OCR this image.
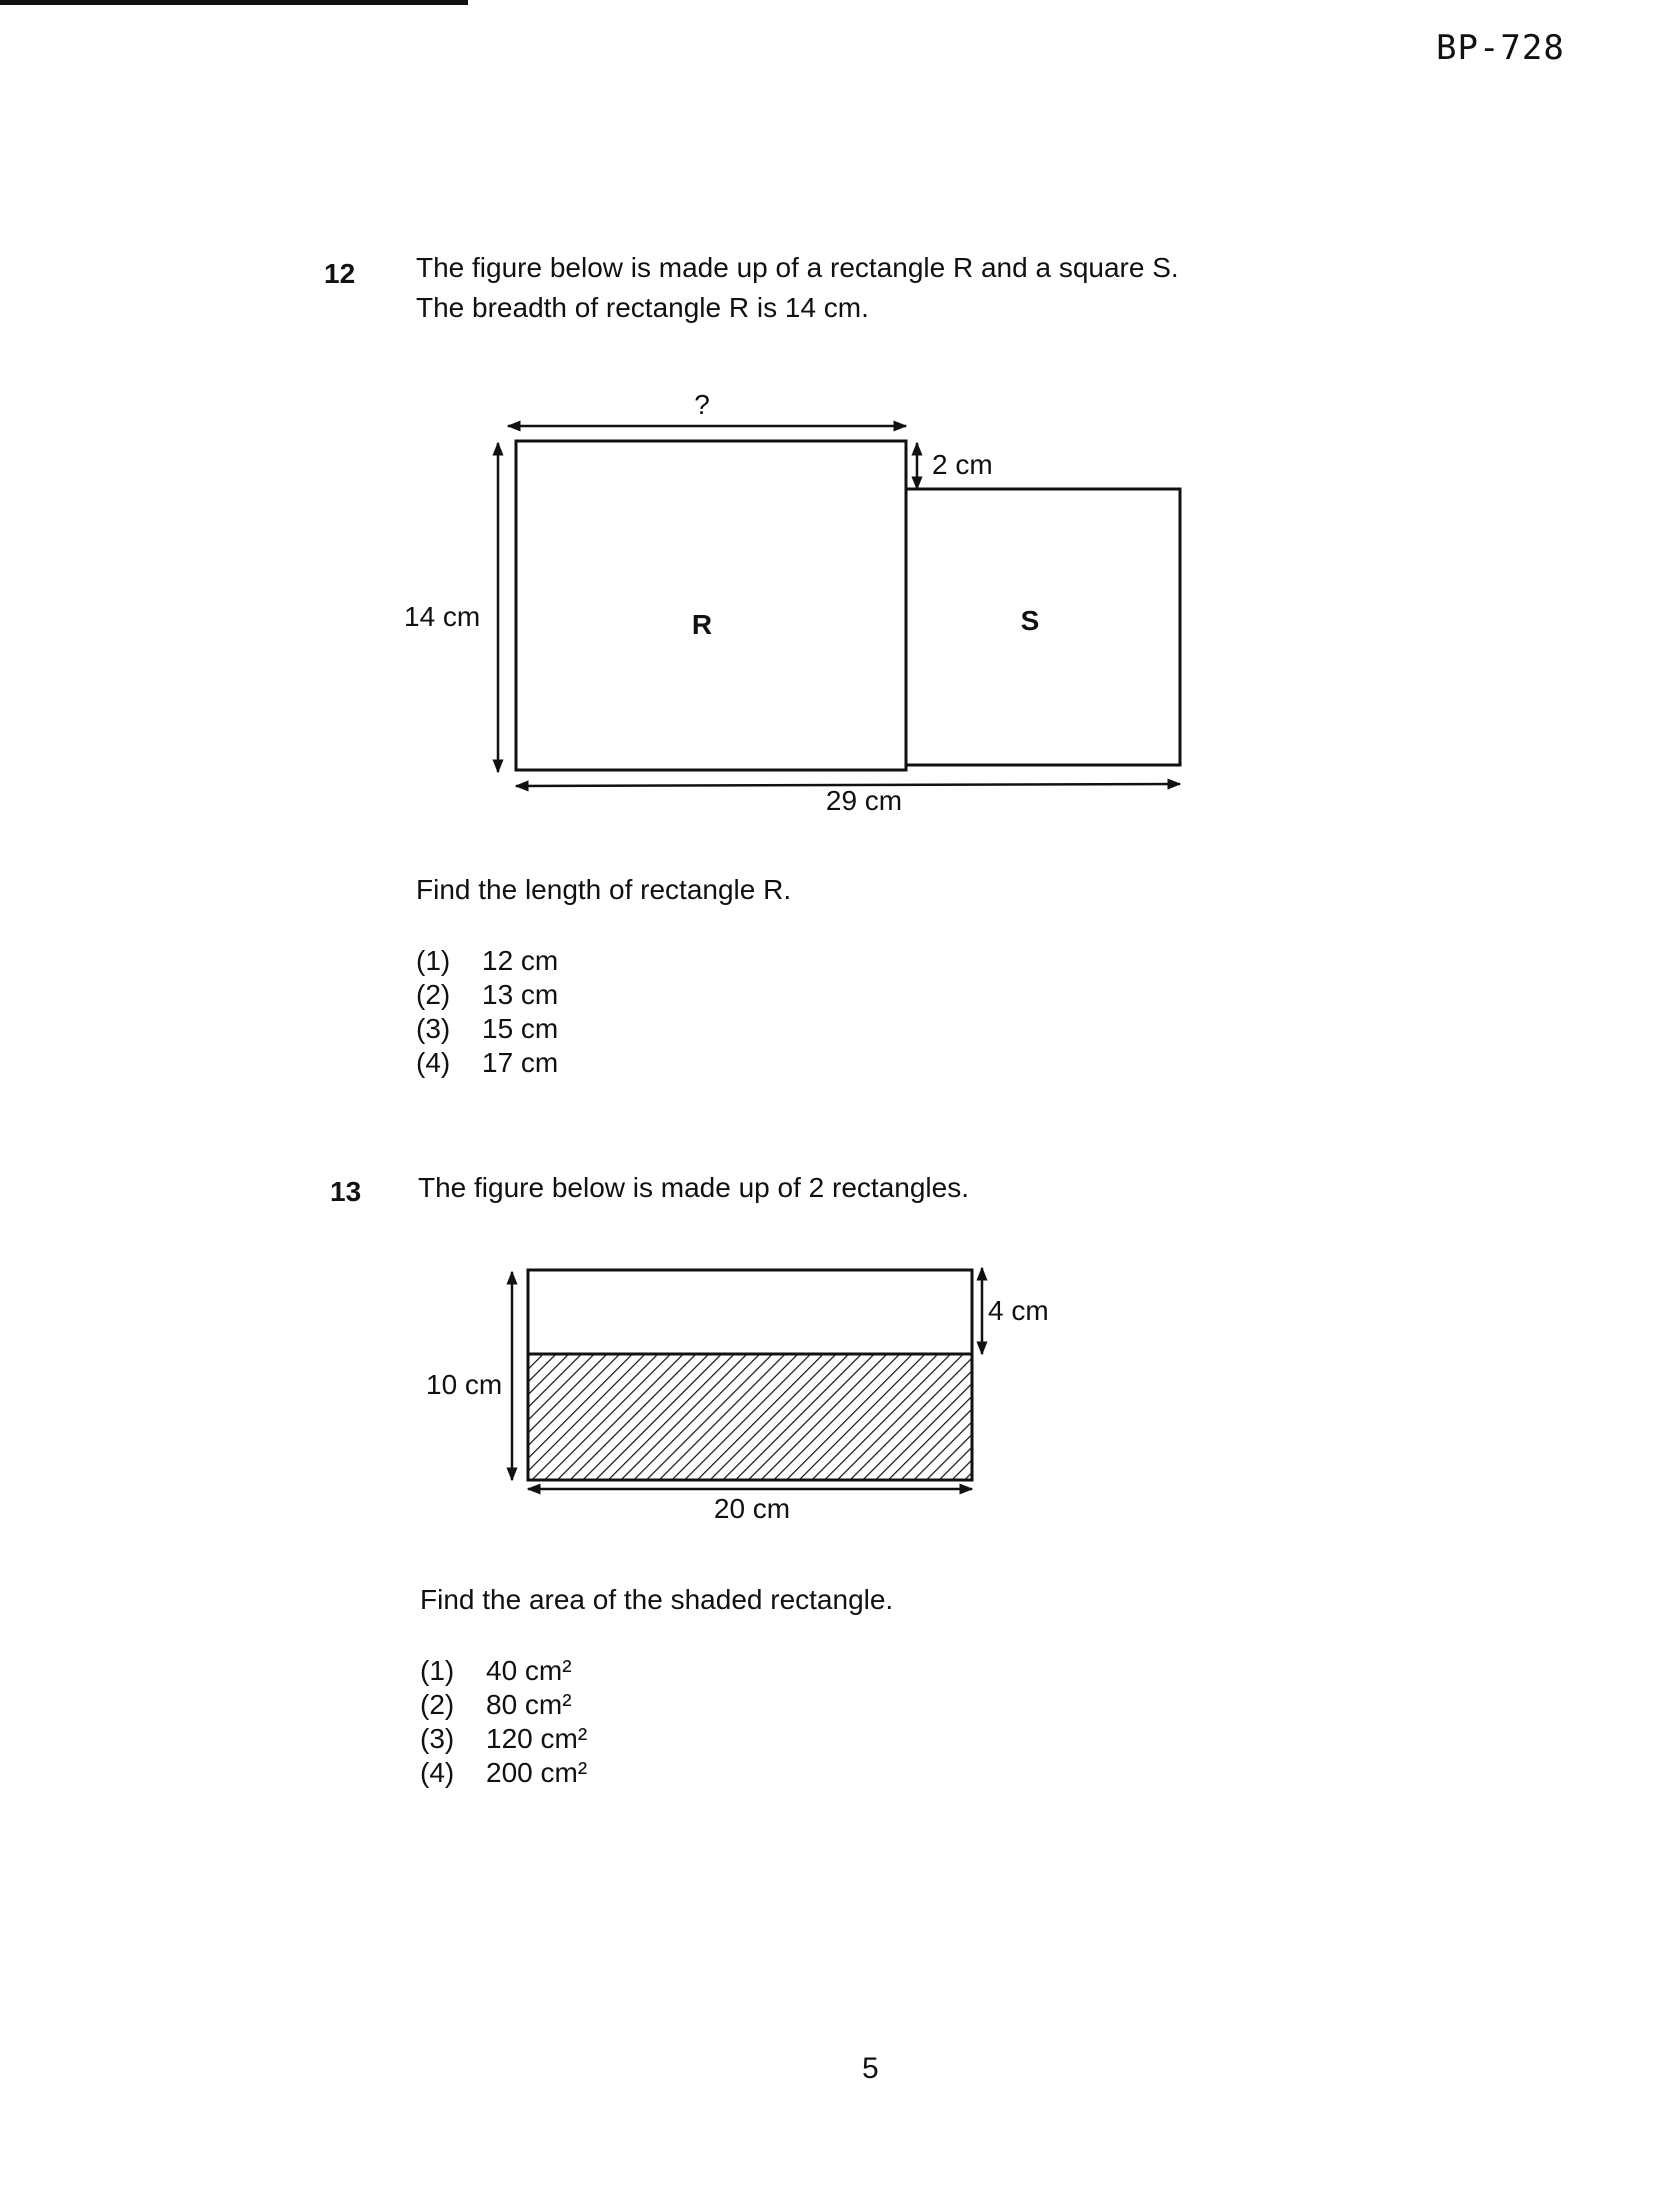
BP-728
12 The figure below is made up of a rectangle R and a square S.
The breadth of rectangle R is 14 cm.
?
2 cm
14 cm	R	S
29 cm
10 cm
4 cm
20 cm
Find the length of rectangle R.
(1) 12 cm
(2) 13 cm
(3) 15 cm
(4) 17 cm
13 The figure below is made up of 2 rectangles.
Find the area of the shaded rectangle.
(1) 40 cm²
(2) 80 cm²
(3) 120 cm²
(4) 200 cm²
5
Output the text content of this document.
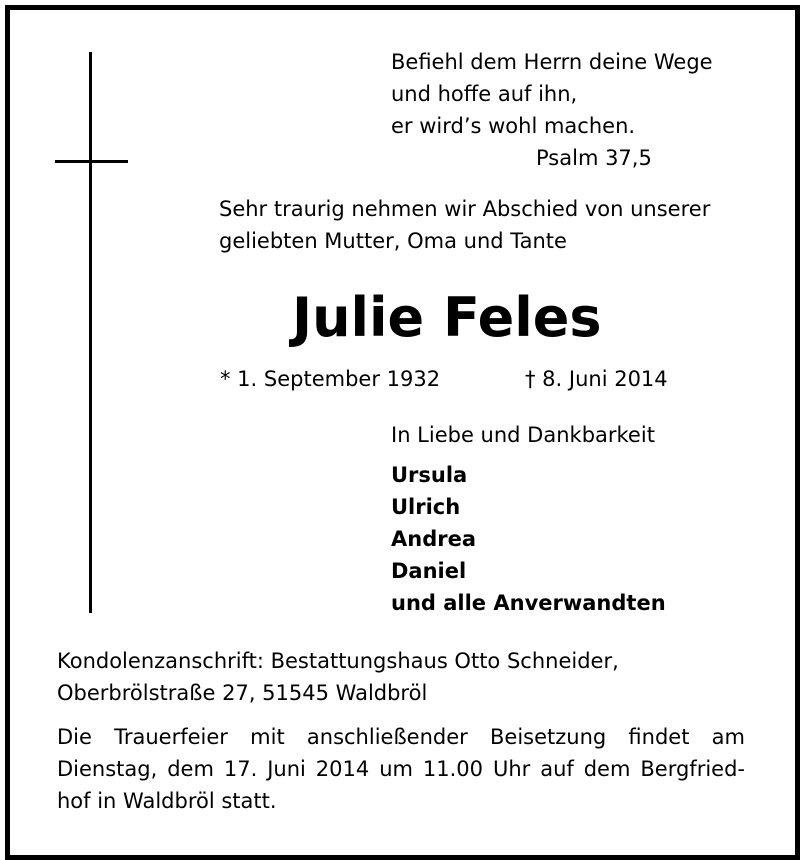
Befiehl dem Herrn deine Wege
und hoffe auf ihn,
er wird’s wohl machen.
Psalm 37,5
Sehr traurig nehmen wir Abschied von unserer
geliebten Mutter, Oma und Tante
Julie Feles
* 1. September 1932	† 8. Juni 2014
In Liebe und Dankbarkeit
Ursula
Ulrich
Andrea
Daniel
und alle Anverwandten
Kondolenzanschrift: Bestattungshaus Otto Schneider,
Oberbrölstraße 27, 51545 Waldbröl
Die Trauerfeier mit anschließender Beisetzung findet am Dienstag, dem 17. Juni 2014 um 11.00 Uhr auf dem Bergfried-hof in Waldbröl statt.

------------------------------

▸ **Directive**
Copy out the entries verbatim and leave the images out.

▸ **In response**
OCR this image.
BP-728
12 The figure below is made up of a rectangle R and a square S.
The breadth of rectangle R is 14 cm.
?
2 cm
14 cm	R	S
29 cm
10 cm
4 cm
20 cm
Find the length of rectangle R.
(1) 12 cm
(2) 13 cm
(3) 15 cm
(4) 17 cm
13 The figure below is made up of 2 rectangles.
Find the area of the shaded rectangle.
(1) 40 cm²
(2) 80 cm²
(3) 120 cm²
(4) 200 cm²
5
Output the text content of this document.
Befiehl dem Herrn deine Wege
und hoffe auf ihn,
er wird’s wohl machen.
Psalm 37,5
Sehr traurig nehmen wir Abschied von unserer
geliebten Mutter, Oma und Tante
Julie Feles
* 1. September 1932	† 8. Juni 2014
In Liebe und Dankbarkeit
Ursula
Ulrich
Andrea
Daniel
und alle Anverwandten
Kondolenzanschrift: Bestattungshaus Otto Schneider,
Oberbrölstraße 27, 51545 Waldbröl
Die Trauerfeier mit anschließender Beisetzung findet am Dienstag, dem 17. Juni 2014 um 11.00 Uhr auf dem Bergfried-hof in Waldbröl statt.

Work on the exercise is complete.